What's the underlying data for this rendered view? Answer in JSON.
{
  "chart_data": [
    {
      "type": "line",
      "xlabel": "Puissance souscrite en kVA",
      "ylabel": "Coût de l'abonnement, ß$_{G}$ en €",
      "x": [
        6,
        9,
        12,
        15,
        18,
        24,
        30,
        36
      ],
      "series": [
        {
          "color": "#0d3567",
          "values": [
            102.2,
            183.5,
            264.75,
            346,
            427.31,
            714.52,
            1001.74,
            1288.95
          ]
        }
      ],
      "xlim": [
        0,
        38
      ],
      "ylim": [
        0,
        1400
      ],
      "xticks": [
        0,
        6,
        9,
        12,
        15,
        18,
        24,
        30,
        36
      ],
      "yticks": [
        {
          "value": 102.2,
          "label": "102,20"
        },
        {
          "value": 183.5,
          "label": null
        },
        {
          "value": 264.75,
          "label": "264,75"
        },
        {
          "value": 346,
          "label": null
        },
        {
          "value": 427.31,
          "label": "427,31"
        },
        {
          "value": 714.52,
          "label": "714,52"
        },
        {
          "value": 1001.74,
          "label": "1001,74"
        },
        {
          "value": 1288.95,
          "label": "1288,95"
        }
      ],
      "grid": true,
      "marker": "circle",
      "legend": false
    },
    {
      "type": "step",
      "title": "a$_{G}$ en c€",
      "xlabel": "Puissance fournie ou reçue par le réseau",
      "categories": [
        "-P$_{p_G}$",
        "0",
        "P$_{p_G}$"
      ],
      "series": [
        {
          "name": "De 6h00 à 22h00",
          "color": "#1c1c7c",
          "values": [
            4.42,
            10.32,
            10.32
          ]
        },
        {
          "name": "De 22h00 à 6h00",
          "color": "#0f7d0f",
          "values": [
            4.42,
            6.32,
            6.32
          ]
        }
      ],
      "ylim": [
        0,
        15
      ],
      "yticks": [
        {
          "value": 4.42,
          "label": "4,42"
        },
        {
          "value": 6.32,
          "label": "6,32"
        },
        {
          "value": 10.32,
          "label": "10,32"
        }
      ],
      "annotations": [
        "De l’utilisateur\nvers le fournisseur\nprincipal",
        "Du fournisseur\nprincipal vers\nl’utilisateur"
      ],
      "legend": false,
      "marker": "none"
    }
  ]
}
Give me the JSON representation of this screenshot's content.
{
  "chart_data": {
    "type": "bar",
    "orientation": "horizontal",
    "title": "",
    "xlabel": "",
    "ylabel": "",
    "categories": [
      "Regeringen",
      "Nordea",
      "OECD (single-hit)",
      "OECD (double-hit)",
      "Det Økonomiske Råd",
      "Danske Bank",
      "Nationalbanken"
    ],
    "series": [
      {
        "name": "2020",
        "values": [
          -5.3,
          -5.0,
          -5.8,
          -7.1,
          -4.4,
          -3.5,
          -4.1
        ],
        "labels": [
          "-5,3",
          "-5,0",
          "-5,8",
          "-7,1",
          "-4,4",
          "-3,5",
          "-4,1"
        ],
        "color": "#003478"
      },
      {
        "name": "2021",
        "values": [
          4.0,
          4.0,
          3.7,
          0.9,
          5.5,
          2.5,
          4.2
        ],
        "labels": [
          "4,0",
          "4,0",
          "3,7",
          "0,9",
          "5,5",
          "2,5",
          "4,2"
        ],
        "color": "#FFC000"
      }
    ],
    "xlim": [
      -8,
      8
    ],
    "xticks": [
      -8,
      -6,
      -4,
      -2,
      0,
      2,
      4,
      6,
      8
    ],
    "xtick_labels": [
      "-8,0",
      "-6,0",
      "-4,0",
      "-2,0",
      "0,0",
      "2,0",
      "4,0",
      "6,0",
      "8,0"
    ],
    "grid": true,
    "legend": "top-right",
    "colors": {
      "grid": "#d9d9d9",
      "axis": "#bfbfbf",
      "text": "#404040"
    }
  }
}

_Set problem_.
Every entry needs to be retyped exactly.

_Exercise response_.
What's the underlying data for this rendered view? Answer in JSON.
{
  "chart_data": [
    {
      "type": "line",
      "xlabel": "Puissance souscrite en kVA",
      "ylabel": "Coût de l'abonnement, ß$_{G}$ en €",
      "x": [
        6,
        9,
        12,
        15,
        18,
        24,
        30,
        36
      ],
      "series": [
        {
          "color": "#0d3567",
          "values": [
            102.2,
            183.5,
            264.75,
            346,
            427.31,
            714.52,
            1001.74,
            1288.95
          ]
        }
      ],
      "xlim": [
        0,
        38
      ],
      "ylim": [
        0,
        1400
      ],
      "xticks": [
        0,
        6,
        9,
        12,
        15,
        18,
        24,
        30,
        36
      ],
      "yticks": [
        {
          "value": 102.2,
          "label": "102,20"
        },
        {
          "value": 183.5,
          "label": null
        },
        {
          "value": 264.75,
          "label": "264,75"
        },
        {
          "value": 346,
          "label": null
        },
        {
          "value": 427.31,
          "label": "427,31"
        },
        {
          "value": 714.52,
          "label": "714,52"
        },
        {
          "value": 1001.74,
          "label": "1001,74"
        },
        {
          "value": 1288.95,
          "label": "1288,95"
        }
      ],
      "grid": true,
      "marker": "circle",
      "legend": false
    },
    {
      "type": "step",
      "title": "a$_{G}$ en c€",
      "xlabel": "Puissance fournie ou reçue par le réseau",
      "categories": [
        "-P$_{p_G}$",
        "0",
        "P$_{p_G}$"
      ],
      "series": [
        {
          "name": "De 6h00 à 22h00",
          "color": "#1c1c7c",
          "values": [
            4.42,
            10.32,
            10.32
          ]
        },
        {
          "name": "De 22h00 à 6h00",
          "color": "#0f7d0f",
          "values": [
            4.42,
            6.32,
            6.32
          ]
        }
      ],
      "ylim": [
        0,
        15
      ],
      "yticks": [
        {
          "value": 4.42,
          "label": "4,42"
        },
        {
          "value": 6.32,
          "label": "6,32"
        },
        {
          "value": 10.32,
          "label": "10,32"
        }
      ],
      "annotations": [
        "De l’utilisateur\nvers le fournisseur\nprincipal",
        "Du fournisseur\nprincipal vers\nl’utilisateur"
      ],
      "legend": false,
      "marker": "none"
    }
  ]
}
Give me the JSON representation of this screenshot's content.
{
  "chart_data": {
    "type": "bar",
    "orientation": "horizontal",
    "title": "",
    "xlabel": "",
    "ylabel": "",
    "categories": [
      "Regeringen",
      "Nordea",
      "OECD (single-hit)",
      "OECD (double-hit)",
      "Det Økonomiske Råd",
      "Danske Bank",
      "Nationalbanken"
    ],
    "series": [
      {
        "name": "2020",
        "values": [
          -5.3,
          -5.0,
          -5.8,
          -7.1,
          -4.4,
          -3.5,
          -4.1
        ],
        "labels": [
          "-5,3",
          "-5,0",
          "-5,8",
          "-7,1",
          "-4,4",
          "-3,5",
          "-4,1"
        ],
        "color": "#003478"
      },
      {
        "name": "2021",
        "values": [
          4.0,
          4.0,
          3.7,
          0.9,
          5.5,
          2.5,
          4.2
        ],
        "labels": [
          "4,0",
          "4,0",
          "3,7",
          "0,9",
          "5,5",
          "2,5",
          "4,2"
        ],
        "color": "#FFC000"
      }
    ],
    "xlim": [
      -8,
      8
    ],
    "xticks": [
      -8,
      -6,
      -4,
      -2,
      0,
      2,
      4,
      6,
      8
    ],
    "xtick_labels": [
      "-8,0",
      "-6,0",
      "-4,0",
      "-2,0",
      "0,0",
      "2,0",
      "4,0",
      "6,0",
      "8,0"
    ],
    "grid": true,
    "legend": "top-right",
    "colors": {
      "grid": "#d9d9d9",
      "axis": "#bfbfbf",
      "text": "#404040"
    }
  }
}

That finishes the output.